**STORED ROWS**
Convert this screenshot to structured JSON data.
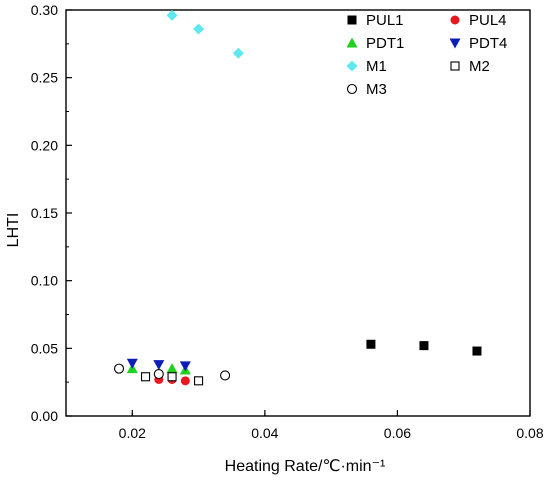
{
  "chart_data": {
    "type": "scatter",
    "title": "",
    "xlabel": "Heating Rate/℃·min⁻¹",
    "ylabel": "LHTI",
    "xlim": [
      0.01,
      0.08
    ],
    "ylim": [
      0.0,
      0.3
    ],
    "x_ticks": [
      "0.02",
      "0.04",
      "0.06",
      "0.08"
    ],
    "y_ticks": [
      "0.00",
      "0.05",
      "0.10",
      "0.15",
      "0.20",
      "0.25",
      "0.30"
    ],
    "grid": false,
    "legend_position": "top-right",
    "series": [
      {
        "name": "PUL1",
        "marker": "filled-square",
        "color": "#000000",
        "points": [
          [
            0.056,
            0.053
          ],
          [
            0.064,
            0.052
          ],
          [
            0.072,
            0.048
          ]
        ]
      },
      {
        "name": "PUL4",
        "marker": "filled-circle",
        "color": "#e8191f",
        "points": [
          [
            0.024,
            0.027
          ],
          [
            0.026,
            0.027
          ],
          [
            0.028,
            0.026
          ]
        ]
      },
      {
        "name": "PDT1",
        "marker": "triangle-up",
        "color": "#1fd21f",
        "points": [
          [
            0.02,
            0.035
          ],
          [
            0.026,
            0.035
          ],
          [
            0.028,
            0.034
          ]
        ]
      },
      {
        "name": "PDT4",
        "marker": "triangle-down",
        "color": "#0b1fb8",
        "points": [
          [
            0.02,
            0.039
          ],
          [
            0.024,
            0.038
          ],
          [
            0.028,
            0.037
          ]
        ]
      },
      {
        "name": "M1",
        "marker": "diamond",
        "color": "#5ee8f2",
        "points": [
          [
            0.026,
            0.296
          ],
          [
            0.03,
            0.286
          ],
          [
            0.036,
            0.268
          ]
        ]
      },
      {
        "name": "M2",
        "marker": "open-square",
        "color": "#000000",
        "points": [
          [
            0.022,
            0.029
          ],
          [
            0.026,
            0.029
          ],
          [
            0.03,
            0.026
          ]
        ]
      },
      {
        "name": "M3",
        "marker": "open-circle",
        "color": "#000000",
        "points": [
          [
            0.018,
            0.035
          ],
          [
            0.024,
            0.031
          ],
          [
            0.034,
            0.03
          ]
        ]
      }
    ]
  }
}
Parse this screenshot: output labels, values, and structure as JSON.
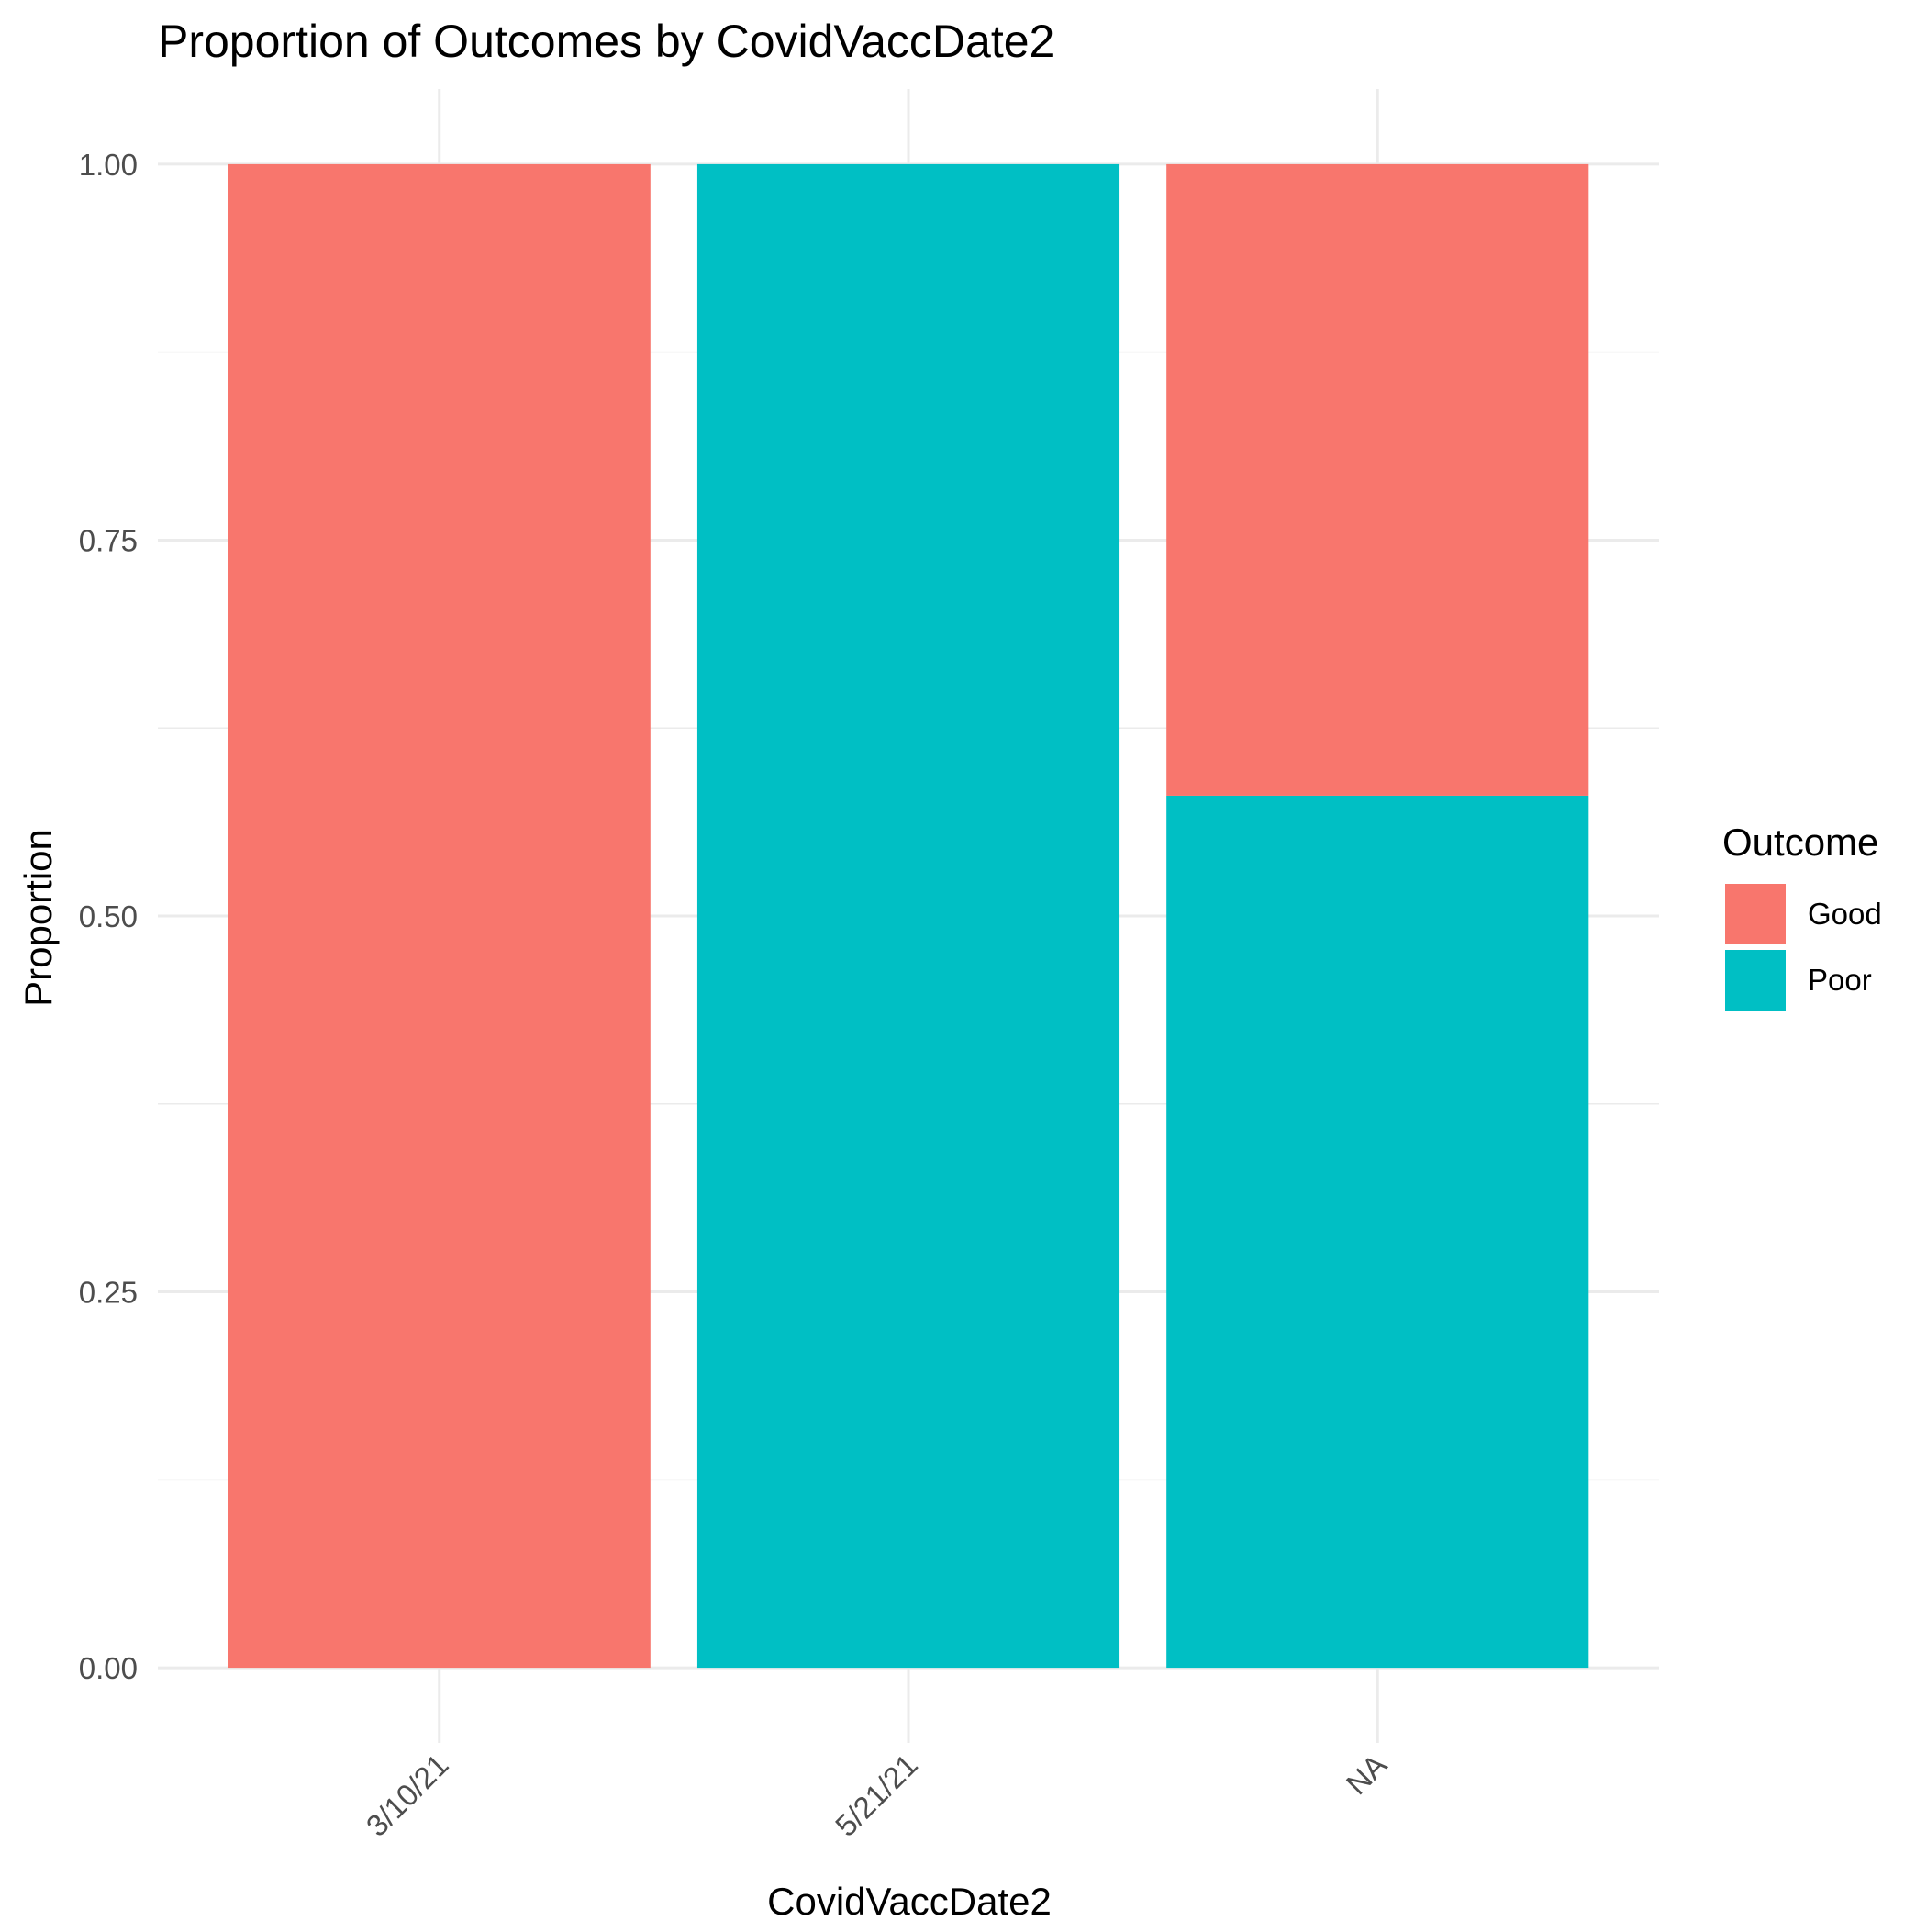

**THE REQUEST**
Retype the entries word for word. Omit any images.

**RESULT FOR THIS TASK**
Convert this screenshot to structured JSON data.
{
  "chart_data": {
    "type": "scatter",
    "title": "",
    "xlabel": "Heating Rate/℃·min⁻¹",
    "ylabel": "LHTI",
    "xlim": [
      0.01,
      0.08
    ],
    "ylim": [
      0.0,
      0.3
    ],
    "x_ticks": [
      "0.02",
      "0.04",
      "0.06",
      "0.08"
    ],
    "y_ticks": [
      "0.00",
      "0.05",
      "0.10",
      "0.15",
      "0.20",
      "0.25",
      "0.30"
    ],
    "grid": false,
    "legend_position": "top-right",
    "series": [
      {
        "name": "PUL1",
        "marker": "filled-square",
        "color": "#000000",
        "points": [
          [
            0.056,
            0.053
          ],
          [
            0.064,
            0.052
          ],
          [
            0.072,
            0.048
          ]
        ]
      },
      {
        "name": "PUL4",
        "marker": "filled-circle",
        "color": "#e8191f",
        "points": [
          [
            0.024,
            0.027
          ],
          [
            0.026,
            0.027
          ],
          [
            0.028,
            0.026
          ]
        ]
      },
      {
        "name": "PDT1",
        "marker": "triangle-up",
        "color": "#1fd21f",
        "points": [
          [
            0.02,
            0.035
          ],
          [
            0.026,
            0.035
          ],
          [
            0.028,
            0.034
          ]
        ]
      },
      {
        "name": "PDT4",
        "marker": "triangle-down",
        "color": "#0b1fb8",
        "points": [
          [
            0.02,
            0.039
          ],
          [
            0.024,
            0.038
          ],
          [
            0.028,
            0.037
          ]
        ]
      },
      {
        "name": "M1",
        "marker": "diamond",
        "color": "#5ee8f2",
        "points": [
          [
            0.026,
            0.296
          ],
          [
            0.03,
            0.286
          ],
          [
            0.036,
            0.268
          ]
        ]
      },
      {
        "name": "M2",
        "marker": "open-square",
        "color": "#000000",
        "points": [
          [
            0.022,
            0.029
          ],
          [
            0.026,
            0.029
          ],
          [
            0.03,
            0.026
          ]
        ]
      },
      {
        "name": "M3",
        "marker": "open-circle",
        "color": "#000000",
        "points": [
          [
            0.018,
            0.035
          ],
          [
            0.024,
            0.031
          ],
          [
            0.034,
            0.03
          ]
        ]
      }
    ]
  }
}
Parse this screenshot: output labels, values, and structure as JSON.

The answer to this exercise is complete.